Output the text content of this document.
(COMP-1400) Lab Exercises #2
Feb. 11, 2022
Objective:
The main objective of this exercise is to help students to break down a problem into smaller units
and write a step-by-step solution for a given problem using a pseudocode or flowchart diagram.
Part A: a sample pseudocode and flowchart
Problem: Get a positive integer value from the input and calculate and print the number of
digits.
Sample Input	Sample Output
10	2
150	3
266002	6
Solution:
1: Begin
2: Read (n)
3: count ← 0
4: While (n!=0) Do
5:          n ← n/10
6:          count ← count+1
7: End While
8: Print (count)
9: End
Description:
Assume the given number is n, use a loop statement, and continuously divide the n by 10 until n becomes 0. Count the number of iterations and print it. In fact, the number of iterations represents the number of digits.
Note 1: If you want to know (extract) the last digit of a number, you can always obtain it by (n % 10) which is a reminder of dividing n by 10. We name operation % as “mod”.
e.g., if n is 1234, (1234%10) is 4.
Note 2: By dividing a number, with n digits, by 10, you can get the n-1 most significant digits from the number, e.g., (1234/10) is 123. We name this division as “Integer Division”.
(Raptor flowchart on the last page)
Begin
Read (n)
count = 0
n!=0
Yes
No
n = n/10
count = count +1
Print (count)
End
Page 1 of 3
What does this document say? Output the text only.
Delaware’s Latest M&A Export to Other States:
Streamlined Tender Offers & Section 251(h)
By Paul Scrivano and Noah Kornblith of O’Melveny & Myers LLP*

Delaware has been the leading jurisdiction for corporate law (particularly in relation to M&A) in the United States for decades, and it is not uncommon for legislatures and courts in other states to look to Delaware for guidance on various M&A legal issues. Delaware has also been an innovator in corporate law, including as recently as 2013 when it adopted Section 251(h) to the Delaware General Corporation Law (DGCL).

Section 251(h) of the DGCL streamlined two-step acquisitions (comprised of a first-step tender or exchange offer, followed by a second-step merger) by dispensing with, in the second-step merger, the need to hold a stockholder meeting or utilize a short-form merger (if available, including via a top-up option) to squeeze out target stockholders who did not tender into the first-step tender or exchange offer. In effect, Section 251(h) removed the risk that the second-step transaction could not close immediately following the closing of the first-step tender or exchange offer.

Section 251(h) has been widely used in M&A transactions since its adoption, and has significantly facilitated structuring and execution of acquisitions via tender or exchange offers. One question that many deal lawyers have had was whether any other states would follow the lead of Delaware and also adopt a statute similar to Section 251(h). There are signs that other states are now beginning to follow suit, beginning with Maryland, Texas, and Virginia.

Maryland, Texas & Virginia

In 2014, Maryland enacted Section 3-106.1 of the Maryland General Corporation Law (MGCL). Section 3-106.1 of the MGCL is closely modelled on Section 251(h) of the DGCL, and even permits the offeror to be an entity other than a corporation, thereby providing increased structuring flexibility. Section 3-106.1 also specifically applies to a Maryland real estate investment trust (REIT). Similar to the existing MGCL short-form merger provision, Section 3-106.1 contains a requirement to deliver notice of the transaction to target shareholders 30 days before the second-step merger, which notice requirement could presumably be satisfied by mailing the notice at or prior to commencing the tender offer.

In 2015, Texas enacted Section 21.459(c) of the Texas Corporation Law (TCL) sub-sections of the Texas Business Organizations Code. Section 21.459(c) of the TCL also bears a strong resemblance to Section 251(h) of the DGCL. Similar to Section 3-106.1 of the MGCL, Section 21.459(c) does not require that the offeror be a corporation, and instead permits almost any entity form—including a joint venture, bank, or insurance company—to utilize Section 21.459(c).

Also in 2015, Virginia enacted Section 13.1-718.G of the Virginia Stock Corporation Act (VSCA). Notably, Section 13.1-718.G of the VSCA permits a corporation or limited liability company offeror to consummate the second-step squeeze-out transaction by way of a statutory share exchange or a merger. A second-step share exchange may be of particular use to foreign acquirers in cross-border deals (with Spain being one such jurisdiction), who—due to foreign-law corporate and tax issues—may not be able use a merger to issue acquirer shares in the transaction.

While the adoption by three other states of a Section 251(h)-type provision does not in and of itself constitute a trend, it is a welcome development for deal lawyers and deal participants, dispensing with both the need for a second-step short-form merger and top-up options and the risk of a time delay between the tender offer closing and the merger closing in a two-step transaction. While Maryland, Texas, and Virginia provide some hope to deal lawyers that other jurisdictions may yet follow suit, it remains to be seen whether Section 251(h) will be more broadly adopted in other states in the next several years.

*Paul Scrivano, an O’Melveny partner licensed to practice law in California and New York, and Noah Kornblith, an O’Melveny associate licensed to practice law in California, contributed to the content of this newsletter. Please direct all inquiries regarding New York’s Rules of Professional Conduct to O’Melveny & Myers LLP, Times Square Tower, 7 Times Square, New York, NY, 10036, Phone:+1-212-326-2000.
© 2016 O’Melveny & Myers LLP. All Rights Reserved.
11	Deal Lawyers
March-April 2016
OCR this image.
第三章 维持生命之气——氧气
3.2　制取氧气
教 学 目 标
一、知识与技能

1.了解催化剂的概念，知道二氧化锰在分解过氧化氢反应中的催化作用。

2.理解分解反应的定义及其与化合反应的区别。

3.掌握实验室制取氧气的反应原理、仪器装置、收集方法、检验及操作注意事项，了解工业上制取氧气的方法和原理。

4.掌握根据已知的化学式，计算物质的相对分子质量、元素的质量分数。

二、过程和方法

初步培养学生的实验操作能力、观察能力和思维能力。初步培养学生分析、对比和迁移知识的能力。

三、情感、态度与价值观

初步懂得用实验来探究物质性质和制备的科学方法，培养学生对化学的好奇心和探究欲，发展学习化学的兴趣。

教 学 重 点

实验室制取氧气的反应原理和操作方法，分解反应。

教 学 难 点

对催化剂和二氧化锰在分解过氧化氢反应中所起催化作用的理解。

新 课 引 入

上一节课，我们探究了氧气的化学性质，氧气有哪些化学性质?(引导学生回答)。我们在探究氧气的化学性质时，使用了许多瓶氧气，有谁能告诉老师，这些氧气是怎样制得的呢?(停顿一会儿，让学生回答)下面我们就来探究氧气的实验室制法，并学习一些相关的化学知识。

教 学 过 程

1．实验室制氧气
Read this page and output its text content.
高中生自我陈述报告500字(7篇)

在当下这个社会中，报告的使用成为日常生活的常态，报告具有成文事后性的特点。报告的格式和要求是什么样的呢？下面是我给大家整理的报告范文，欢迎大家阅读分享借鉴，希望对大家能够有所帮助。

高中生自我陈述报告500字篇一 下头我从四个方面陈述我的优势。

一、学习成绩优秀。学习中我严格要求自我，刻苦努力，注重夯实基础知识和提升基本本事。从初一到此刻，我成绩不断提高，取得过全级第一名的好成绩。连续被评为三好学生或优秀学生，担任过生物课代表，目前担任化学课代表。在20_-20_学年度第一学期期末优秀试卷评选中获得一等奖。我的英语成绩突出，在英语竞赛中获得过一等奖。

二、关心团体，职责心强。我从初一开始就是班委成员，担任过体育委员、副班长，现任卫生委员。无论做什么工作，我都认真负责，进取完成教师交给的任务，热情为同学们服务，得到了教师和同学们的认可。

^^^^^^^^^^^^^^^^

TO DO: Copy out each line of the material that holds the word "into".

OUTPUT:
The main objective of this exercise is to help students to break down a problem into smaller units
Section 251(h) of the DGCL streamlined two-step acquisitions (comprised of a first-step tender or exchange offer, followed by a second-step merger) by dispensing with, in the second-step merger, the need to hold a stockholder meeting or utilize a short-form merger (if available, including via a top-up option) to squeeze out target stockholders who did not tender into the first-step tender or exchange offer. In effect, Section 251(h) removed the risk that the second-step transaction could not close immediately following the closing of the first-step tender or exchange offer.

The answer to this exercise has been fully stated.